[START]

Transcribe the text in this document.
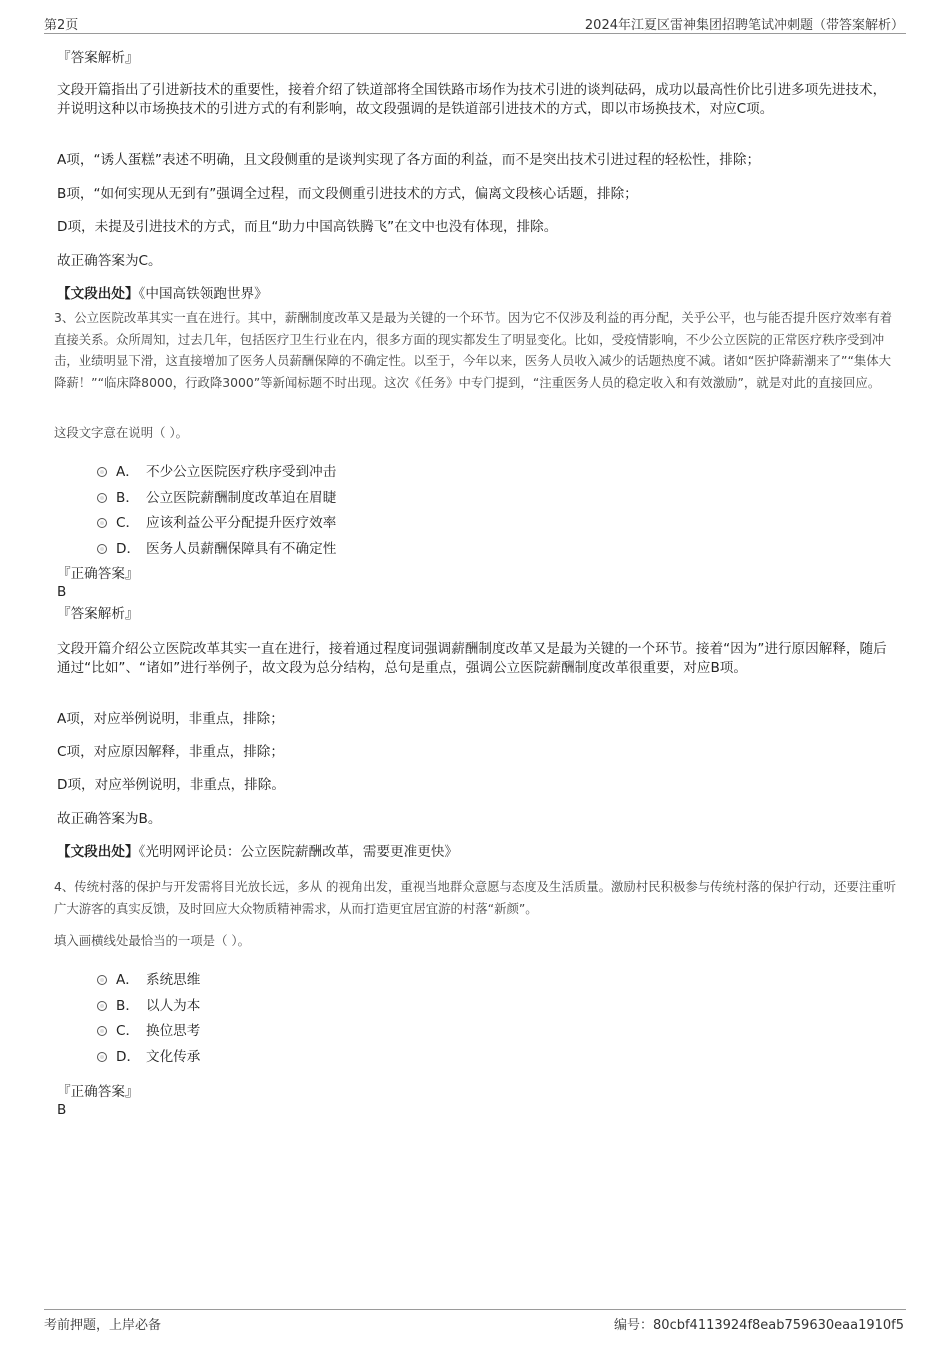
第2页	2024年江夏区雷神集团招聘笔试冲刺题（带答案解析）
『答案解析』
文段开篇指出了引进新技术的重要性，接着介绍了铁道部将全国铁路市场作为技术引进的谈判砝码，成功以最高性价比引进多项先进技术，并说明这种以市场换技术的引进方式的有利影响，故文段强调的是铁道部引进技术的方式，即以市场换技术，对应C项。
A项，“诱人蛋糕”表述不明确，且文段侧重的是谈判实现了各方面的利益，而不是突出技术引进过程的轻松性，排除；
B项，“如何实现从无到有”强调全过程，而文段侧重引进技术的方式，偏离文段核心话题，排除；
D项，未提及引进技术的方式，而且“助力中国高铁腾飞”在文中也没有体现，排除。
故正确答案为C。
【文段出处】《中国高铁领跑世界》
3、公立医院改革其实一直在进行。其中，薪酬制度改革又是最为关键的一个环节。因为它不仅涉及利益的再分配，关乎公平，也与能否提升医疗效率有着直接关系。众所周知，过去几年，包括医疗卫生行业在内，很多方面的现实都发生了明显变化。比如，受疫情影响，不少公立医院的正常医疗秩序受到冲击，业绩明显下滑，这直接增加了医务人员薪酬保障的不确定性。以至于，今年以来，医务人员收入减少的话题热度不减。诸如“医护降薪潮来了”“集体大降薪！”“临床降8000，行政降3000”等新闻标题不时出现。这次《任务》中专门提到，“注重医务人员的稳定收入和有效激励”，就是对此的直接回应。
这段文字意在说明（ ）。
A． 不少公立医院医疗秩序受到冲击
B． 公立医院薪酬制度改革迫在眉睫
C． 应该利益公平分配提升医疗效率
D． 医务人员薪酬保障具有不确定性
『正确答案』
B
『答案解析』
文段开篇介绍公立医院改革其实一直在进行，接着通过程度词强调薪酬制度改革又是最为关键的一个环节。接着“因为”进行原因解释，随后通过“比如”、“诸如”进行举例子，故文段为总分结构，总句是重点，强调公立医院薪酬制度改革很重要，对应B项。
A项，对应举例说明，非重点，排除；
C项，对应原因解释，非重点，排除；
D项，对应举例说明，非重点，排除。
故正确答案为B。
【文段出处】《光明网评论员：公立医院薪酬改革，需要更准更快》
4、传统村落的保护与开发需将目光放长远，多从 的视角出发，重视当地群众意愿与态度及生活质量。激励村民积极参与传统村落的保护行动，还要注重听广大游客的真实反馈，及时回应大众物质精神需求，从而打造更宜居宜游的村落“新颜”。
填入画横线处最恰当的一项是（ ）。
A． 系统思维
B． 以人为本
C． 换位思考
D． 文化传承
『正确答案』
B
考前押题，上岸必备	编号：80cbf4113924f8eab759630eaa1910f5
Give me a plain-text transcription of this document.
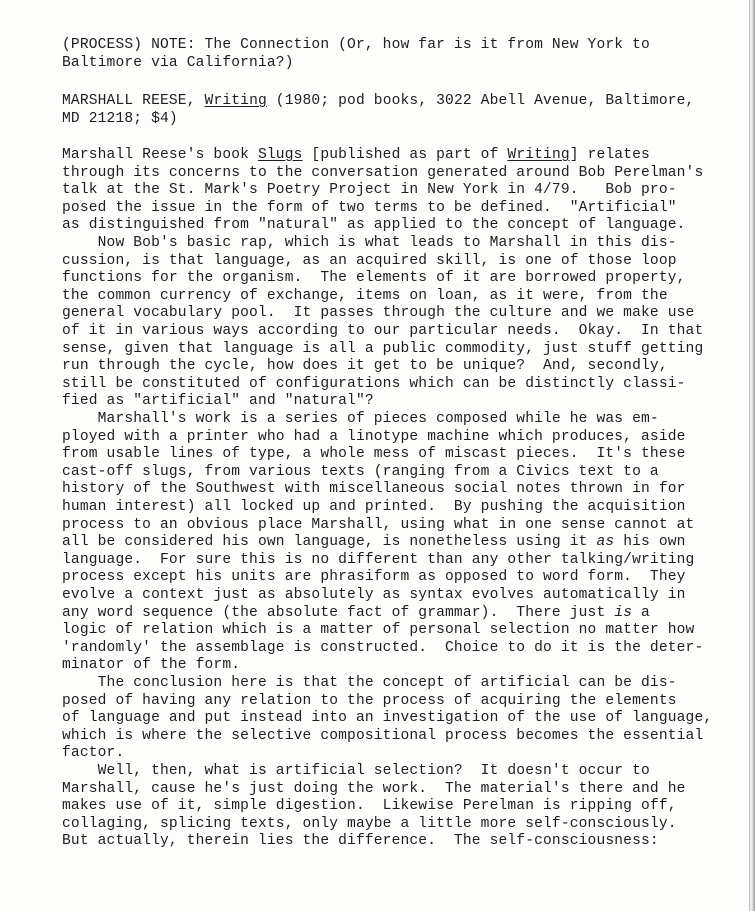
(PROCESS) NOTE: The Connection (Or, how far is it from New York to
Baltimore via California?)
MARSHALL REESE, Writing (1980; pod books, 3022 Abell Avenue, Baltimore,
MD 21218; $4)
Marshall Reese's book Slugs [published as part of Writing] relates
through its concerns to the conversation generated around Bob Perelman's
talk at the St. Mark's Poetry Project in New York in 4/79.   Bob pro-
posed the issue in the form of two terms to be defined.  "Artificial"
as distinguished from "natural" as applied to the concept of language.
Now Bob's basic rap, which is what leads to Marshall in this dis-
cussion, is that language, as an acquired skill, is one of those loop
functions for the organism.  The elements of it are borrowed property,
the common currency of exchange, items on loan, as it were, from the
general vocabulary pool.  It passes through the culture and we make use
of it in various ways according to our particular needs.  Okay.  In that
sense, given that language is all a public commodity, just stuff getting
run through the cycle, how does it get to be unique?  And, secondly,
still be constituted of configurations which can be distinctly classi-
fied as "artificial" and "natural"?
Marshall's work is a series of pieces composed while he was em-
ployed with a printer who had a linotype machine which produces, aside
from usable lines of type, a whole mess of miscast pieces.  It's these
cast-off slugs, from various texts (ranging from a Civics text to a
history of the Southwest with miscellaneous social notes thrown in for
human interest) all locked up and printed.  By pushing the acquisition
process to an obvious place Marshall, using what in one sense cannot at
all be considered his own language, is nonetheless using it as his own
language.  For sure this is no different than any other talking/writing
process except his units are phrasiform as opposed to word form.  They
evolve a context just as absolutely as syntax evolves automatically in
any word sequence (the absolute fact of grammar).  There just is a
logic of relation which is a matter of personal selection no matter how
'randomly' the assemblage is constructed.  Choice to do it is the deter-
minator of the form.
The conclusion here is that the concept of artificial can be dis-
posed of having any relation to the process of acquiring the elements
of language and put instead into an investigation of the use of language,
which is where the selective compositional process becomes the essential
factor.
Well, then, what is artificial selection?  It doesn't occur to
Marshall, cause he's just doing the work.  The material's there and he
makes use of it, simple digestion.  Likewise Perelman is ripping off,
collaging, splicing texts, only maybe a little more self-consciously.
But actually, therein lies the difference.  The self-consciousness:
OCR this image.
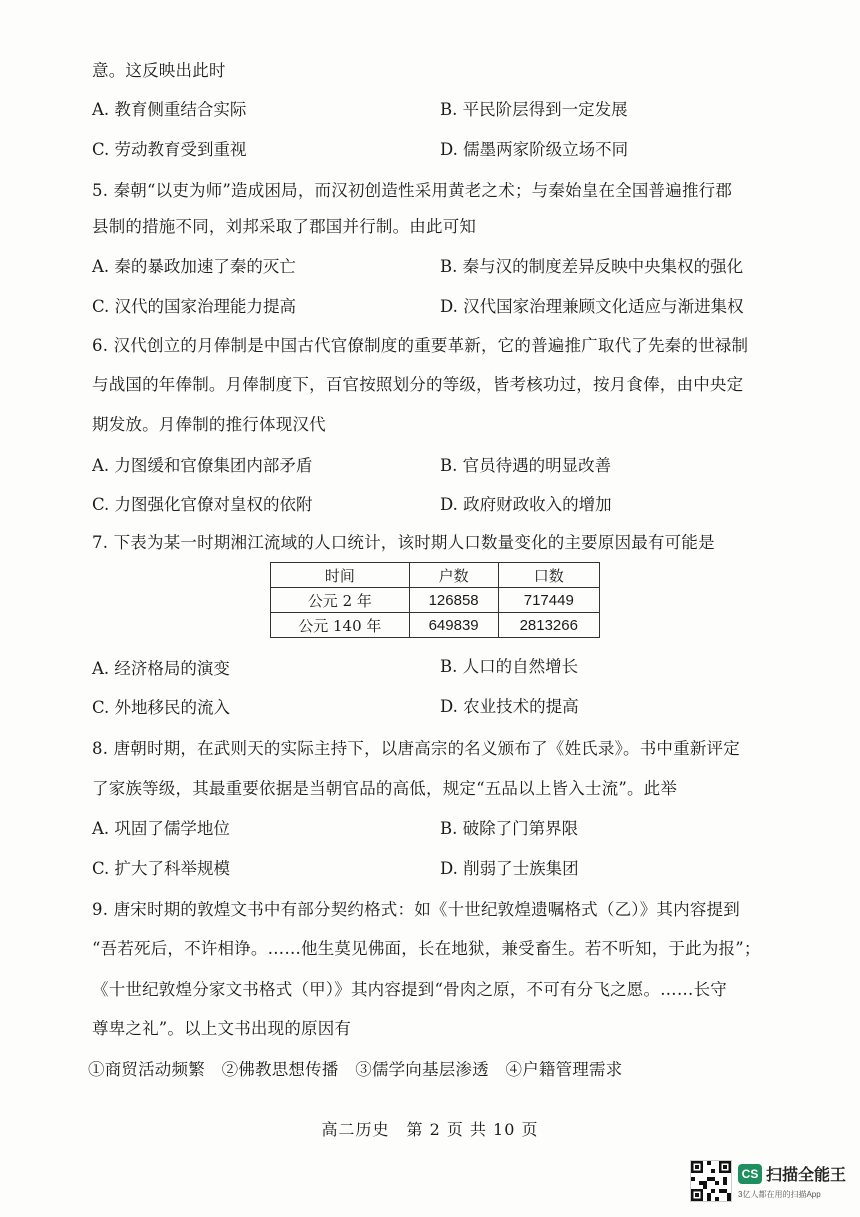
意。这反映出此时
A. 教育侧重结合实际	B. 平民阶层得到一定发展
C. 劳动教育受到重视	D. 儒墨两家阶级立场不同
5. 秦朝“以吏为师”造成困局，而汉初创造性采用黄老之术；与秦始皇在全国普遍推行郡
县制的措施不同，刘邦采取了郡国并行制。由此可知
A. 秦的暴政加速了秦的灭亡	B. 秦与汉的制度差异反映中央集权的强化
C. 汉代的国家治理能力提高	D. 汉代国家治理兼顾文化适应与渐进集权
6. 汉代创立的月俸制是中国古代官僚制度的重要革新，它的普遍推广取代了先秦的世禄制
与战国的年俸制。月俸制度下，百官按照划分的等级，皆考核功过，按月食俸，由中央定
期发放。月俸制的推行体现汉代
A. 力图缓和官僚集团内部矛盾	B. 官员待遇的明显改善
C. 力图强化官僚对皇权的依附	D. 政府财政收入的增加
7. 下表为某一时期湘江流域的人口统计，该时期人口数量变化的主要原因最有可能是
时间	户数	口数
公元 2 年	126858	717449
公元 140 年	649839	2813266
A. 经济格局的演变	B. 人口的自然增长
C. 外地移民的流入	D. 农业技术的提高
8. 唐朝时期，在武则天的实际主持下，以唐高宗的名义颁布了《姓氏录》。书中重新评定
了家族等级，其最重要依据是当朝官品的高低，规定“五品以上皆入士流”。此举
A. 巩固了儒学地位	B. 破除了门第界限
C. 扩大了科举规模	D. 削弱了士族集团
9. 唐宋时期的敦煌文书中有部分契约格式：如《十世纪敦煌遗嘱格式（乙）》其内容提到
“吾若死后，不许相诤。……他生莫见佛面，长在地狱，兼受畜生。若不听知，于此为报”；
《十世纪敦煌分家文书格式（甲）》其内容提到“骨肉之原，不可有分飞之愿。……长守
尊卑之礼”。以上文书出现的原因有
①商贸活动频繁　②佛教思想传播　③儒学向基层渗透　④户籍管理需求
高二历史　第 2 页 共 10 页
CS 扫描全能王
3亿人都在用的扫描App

[END]

EXERCISE BRIEF: Copy down every line of the entries containing the word "various".

WORKED ANSWER:
of it in various ways according to our particular needs.  Okay.  In that
cast-off slugs, from various texts (ranging from a Civics text to a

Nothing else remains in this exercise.